_Request_:
Restate each of the lines below word for word and drop every picture.

—————

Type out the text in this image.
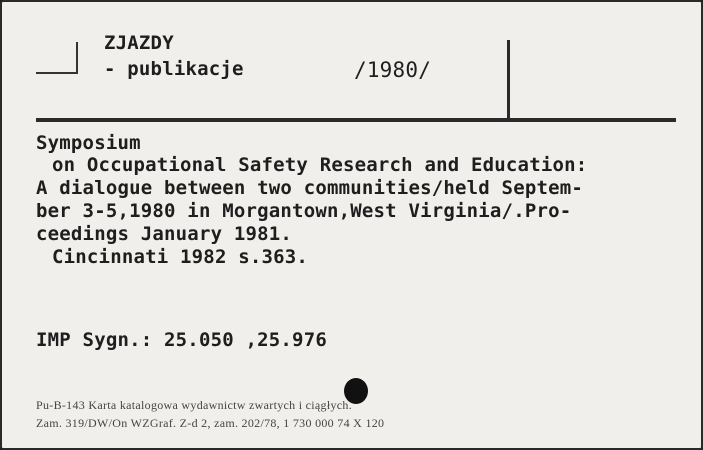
ZJAZDY
- publikacje	/1980/
Symposium
on Occupational Safety Research and Education:
A dialogue between two communities/held Septem-
ber 3-5,1980 in Morgantown,West Virginia/.Pro-
ceedings January 1981.
Cincinnati 1982 s.363.
IMP Sygn.: 25.050 ,25.976
Pu-B-143 Karta katalogowa wydawnictw zwartych i ciągłych.
Zam. 319/DW/On WZGraf. Z-d 2, zam. 202/78, 1 730 000 74 X 120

—————

_Written answer_:
Type out the text in this image.
ZJAZDY
- publikacje	/1980/
Symposium
on Occupational Safety Research and Education:
A dialogue between two communities/held Septem-
ber 3-5,1980 in Morgantown,West Virginia/.Pro-
ceedings January 1981.
Cincinnati 1982 s.363.
IMP Sygn.: 25.050 ,25.976
Pu-B-143 Karta katalogowa wydawnictw zwartych i ciągłych.
Zam. 319/DW/On WZGraf. Z-d 2, zam. 202/78, 1 730 000 74 X 120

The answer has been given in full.